-- What you are asked to do --
Reproduce the lines below verbatim.

-- Some records --
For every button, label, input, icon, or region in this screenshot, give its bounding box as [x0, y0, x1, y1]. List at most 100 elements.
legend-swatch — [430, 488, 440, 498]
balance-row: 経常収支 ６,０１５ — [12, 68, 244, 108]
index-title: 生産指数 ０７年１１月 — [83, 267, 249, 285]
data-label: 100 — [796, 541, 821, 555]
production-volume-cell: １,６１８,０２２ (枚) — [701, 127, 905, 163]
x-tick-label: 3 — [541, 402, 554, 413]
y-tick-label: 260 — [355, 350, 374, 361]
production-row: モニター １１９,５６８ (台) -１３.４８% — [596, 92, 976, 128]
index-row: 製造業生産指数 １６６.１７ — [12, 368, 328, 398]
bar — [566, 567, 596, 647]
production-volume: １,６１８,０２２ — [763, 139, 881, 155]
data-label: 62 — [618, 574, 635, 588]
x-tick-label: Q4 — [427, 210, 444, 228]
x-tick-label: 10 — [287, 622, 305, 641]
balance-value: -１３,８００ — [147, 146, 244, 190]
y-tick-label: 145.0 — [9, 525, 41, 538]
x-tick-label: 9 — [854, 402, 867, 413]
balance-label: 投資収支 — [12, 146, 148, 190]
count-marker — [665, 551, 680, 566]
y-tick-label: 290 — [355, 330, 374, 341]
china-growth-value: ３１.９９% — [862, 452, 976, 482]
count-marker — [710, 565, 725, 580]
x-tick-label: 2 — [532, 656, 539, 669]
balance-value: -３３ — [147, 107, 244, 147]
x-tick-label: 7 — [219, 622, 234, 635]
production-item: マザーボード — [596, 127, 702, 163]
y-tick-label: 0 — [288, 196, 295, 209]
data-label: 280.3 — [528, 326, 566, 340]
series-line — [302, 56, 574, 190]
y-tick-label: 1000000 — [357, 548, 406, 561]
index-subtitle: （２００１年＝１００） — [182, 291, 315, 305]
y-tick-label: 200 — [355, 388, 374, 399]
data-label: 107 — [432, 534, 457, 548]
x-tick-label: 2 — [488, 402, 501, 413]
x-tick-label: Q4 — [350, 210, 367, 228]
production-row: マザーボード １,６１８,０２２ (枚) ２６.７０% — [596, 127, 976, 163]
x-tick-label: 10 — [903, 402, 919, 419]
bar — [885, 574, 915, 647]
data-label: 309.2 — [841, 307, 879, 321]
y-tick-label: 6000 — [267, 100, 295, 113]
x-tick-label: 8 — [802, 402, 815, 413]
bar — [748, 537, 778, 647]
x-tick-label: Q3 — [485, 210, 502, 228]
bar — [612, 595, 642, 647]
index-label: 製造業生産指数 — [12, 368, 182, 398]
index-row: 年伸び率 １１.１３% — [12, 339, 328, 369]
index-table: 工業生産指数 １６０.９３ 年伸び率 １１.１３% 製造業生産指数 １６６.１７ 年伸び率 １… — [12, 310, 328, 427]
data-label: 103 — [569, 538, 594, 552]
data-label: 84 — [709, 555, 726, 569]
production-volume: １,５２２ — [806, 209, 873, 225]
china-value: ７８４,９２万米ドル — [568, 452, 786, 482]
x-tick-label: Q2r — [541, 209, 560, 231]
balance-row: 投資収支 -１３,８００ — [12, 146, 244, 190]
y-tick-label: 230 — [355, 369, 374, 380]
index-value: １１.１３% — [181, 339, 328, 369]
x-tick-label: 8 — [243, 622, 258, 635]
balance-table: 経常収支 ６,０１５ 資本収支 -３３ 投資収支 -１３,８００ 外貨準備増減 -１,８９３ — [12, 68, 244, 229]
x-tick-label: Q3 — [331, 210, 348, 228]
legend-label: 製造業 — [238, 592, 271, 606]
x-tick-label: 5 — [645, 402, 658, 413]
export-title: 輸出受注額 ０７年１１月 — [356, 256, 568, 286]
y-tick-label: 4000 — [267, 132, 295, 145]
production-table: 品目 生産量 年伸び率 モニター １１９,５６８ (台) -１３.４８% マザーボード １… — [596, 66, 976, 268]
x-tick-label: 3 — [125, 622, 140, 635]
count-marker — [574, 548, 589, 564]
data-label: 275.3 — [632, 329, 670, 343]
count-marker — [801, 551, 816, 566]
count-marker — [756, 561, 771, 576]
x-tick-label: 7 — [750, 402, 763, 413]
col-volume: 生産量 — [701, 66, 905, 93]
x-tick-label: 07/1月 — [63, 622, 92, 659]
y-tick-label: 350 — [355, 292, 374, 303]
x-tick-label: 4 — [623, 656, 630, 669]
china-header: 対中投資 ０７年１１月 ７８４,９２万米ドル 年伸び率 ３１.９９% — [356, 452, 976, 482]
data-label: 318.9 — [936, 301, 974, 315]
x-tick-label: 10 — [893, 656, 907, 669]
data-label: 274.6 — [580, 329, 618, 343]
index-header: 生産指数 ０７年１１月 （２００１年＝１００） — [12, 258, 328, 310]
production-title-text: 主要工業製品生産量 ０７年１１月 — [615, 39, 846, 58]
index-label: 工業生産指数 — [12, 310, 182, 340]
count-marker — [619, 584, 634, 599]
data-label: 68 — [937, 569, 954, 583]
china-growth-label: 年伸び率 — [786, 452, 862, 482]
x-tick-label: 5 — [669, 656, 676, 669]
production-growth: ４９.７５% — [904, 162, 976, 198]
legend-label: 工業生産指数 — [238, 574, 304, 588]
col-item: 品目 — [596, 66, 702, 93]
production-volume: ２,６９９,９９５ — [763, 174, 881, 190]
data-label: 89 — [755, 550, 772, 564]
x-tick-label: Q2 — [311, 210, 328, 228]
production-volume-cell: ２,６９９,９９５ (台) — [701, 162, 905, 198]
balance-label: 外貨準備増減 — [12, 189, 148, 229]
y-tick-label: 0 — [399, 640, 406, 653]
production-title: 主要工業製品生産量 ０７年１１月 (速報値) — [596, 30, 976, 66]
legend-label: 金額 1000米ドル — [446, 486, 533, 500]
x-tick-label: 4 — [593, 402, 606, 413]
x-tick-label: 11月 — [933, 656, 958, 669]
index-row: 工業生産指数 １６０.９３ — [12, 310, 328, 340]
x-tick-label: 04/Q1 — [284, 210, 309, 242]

-- Answer to this exercise --
For every button, label, input, icon, or region in this screenshot, give its bounding box as [x0, y0, x1, y1]. List at most 100 elements.
legend-swatch — [430, 488, 440, 498]
balance-row: 経常収支 ６,０１５ — [12, 68, 244, 108]
index-title: 生産指数 ０７年１１月 — [83, 267, 249, 285]
data-label: 100 — [796, 541, 821, 555]
production-volume-cell: １,６１８,０２２ (枚) — [701, 127, 905, 163]
x-tick-label: 3 — [541, 402, 554, 413]
y-tick-label: 260 — [355, 350, 374, 361]
production-row: モニター １１９,５６８ (台) -１３.４８% — [596, 92, 976, 128]
index-row: 製造業生産指数 １６６.１７ — [12, 368, 328, 398]
bar — [566, 567, 596, 647]
production-volume: １,６１８,０２２ — [763, 139, 881, 155]
data-label: 62 — [618, 574, 635, 588]
x-tick-label: Q4 — [427, 210, 444, 228]
x-tick-label: 10 — [287, 622, 305, 641]
balance-value: -１３,８００ — [147, 146, 244, 190]
y-tick-label: 145.0 — [9, 525, 41, 538]
x-tick-label: 9 — [854, 402, 867, 413]
balance-label: 投資収支 — [12, 146, 148, 190]
count-marker — [665, 551, 680, 566]
y-tick-label: 290 — [355, 330, 374, 341]
china-growth-value: ３１.９９% — [862, 452, 976, 482]
count-marker — [710, 565, 725, 580]
x-tick-label: 2 — [532, 656, 539, 669]
balance-value: -３３ — [147, 107, 244, 147]
x-tick-label: 7 — [219, 622, 234, 635]
production-item: マザーボード — [596, 127, 702, 163]
y-tick-label: 0 — [288, 196, 295, 209]
data-label: 280.3 — [528, 326, 566, 340]
series-line — [302, 56, 574, 190]
y-tick-label: 1000000 — [357, 548, 406, 561]
index-subtitle: （２００１年＝１００） — [182, 291, 315, 305]
y-tick-label: 200 — [355, 388, 374, 399]
data-label: 107 — [432, 534, 457, 548]
x-tick-label: 2 — [488, 402, 501, 413]
x-tick-label: Q4 — [350, 210, 367, 228]
production-row: マザーボード １,６１８,０２２ (枚) ２６.７０% — [596, 127, 976, 163]
x-tick-label: 10 — [903, 402, 919, 419]
bar — [885, 574, 915, 647]
data-label: 309.2 — [841, 307, 879, 321]
y-tick-label: 6000 — [267, 100, 295, 113]
x-tick-label: 8 — [802, 402, 815, 413]
bar — [748, 537, 778, 647]
x-tick-label: Q3 — [485, 210, 502, 228]
bar — [612, 595, 642, 647]
index-label: 製造業生産指数 — [12, 368, 182, 398]
index-row: 年伸び率 １１.１３% — [12, 339, 328, 369]
index-table: 工業生産指数 １６０.９３ 年伸び率 １１.１３% 製造業生産指数 １６６.１７ 年伸び率 １… — [12, 310, 328, 427]
data-label: 103 — [569, 538, 594, 552]
data-label: 84 — [709, 555, 726, 569]
production-volume: １,５２２ — [806, 209, 873, 225]
china-value: ７８４,９２万米ドル — [568, 452, 786, 482]
x-tick-label: Q2r — [541, 209, 560, 231]
balance-row: 投資収支 -１３,８００ — [12, 146, 244, 190]
y-tick-label: 230 — [355, 369, 374, 380]
index-value: １１.１３% — [181, 339, 328, 369]
x-tick-label: 8 — [243, 622, 258, 635]
balance-table: 経常収支 ６,０１５ 資本収支 -３３ 投資収支 -１３,８００ 外貨準備増減 -１,８９３ — [12, 68, 244, 229]
x-tick-label: Q3 — [331, 210, 348, 228]
legend-label: 製造業 — [238, 592, 271, 606]
x-tick-label: 5 — [645, 402, 658, 413]
export-title: 輸出受注額 ０７年１１月 — [356, 256, 568, 286]
y-tick-label: 4000 — [267, 132, 295, 145]
production-table: 品目 生産量 年伸び率 モニター １１９,５６８ (台) -１３.４８% マザーボード １… — [596, 66, 976, 268]
x-tick-label: 3 — [125, 622, 140, 635]
count-marker — [574, 548, 589, 564]
data-label: 275.3 — [632, 329, 670, 343]
count-marker — [801, 551, 816, 566]
count-marker — [756, 561, 771, 576]
x-tick-label: 7 — [750, 402, 763, 413]
col-volume: 生産量 — [701, 66, 905, 93]
x-tick-label: 07/1月 — [63, 622, 92, 659]
y-tick-label: 350 — [355, 292, 374, 303]
x-tick-label: 4 — [623, 656, 630, 669]
china-header: 対中投資 ０７年１１月 ７８４,９２万米ドル 年伸び率 ３１.９９% — [356, 452, 976, 482]
data-label: 318.9 — [936, 301, 974, 315]
x-tick-label: 10 — [893, 656, 907, 669]
data-label: 274.6 — [580, 329, 618, 343]
index-header: 生産指数 ０７年１１月 （２００１年＝１００） — [12, 258, 328, 310]
production-title-text: 主要工業製品生産量 ０７年１１月 — [615, 39, 846, 58]
index-label: 工業生産指数 — [12, 310, 182, 340]
count-marker — [619, 584, 634, 599]
data-label: 68 — [937, 569, 954, 583]
china-growth-label: 年伸び率 — [786, 452, 862, 482]
x-tick-label: 5 — [669, 656, 676, 669]
production-growth: ４９.７５% — [904, 162, 976, 198]
legend-label: 工業生産指数 — [238, 574, 304, 588]
col-item: 品目 — [596, 66, 702, 93]
production-volume: ２,６９９,９９５ — [763, 174, 881, 190]
data-label: 89 — [755, 550, 772, 564]
x-tick-label: Q2 — [311, 210, 328, 228]
production-volume-cell: ２,６９９,９９５ (台) — [701, 162, 905, 198]
balance-label: 外貨準備増減 — [12, 189, 148, 229]
y-tick-label: 0 — [399, 640, 406, 653]
production-title: 主要工業製品生産量 ０７年１１月 (速報値) — [596, 30, 976, 66]
legend-label: 金額 1000米ドル — [446, 486, 533, 500]
x-tick-label: 4 — [593, 402, 606, 413]
x-tick-label: 11月 — [933, 656, 958, 669]
index-row: 工業生産指数 １６０.９３ — [12, 310, 328, 340]
x-tick-label: 04/Q1 — [284, 210, 309, 242]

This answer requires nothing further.